(Problem to solve): Copy out each line that mentions the word "DISC".

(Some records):
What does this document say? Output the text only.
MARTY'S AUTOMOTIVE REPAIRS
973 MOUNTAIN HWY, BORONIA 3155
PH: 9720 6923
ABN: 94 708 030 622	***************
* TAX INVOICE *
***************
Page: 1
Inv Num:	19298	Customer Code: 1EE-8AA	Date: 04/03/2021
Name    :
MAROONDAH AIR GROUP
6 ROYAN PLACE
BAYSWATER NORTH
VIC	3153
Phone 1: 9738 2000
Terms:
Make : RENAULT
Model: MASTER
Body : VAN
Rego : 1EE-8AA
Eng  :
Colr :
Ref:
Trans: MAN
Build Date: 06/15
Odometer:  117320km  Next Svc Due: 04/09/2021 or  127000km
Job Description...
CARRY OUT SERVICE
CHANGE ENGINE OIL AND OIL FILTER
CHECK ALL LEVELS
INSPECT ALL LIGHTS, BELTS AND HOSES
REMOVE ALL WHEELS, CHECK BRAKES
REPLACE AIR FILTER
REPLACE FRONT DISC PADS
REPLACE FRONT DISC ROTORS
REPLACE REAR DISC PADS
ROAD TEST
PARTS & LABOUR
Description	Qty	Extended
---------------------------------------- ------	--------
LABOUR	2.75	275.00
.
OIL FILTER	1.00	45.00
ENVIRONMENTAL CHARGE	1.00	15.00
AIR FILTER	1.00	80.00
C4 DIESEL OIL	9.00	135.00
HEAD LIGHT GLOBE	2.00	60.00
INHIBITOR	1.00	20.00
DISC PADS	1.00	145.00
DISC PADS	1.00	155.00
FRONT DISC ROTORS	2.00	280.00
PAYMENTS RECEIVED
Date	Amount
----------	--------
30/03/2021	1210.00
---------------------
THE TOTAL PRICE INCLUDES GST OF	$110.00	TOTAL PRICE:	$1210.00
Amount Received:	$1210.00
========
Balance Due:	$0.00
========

(Correct output):
REPLACE FRONT DISC PADS
REPLACE FRONT DISC ROTORS
REPLACE REAR DISC PADS
DISC PADS	1.00	145.00
DISC PADS	1.00	155.00
FRONT DISC ROTORS	2.00	280.00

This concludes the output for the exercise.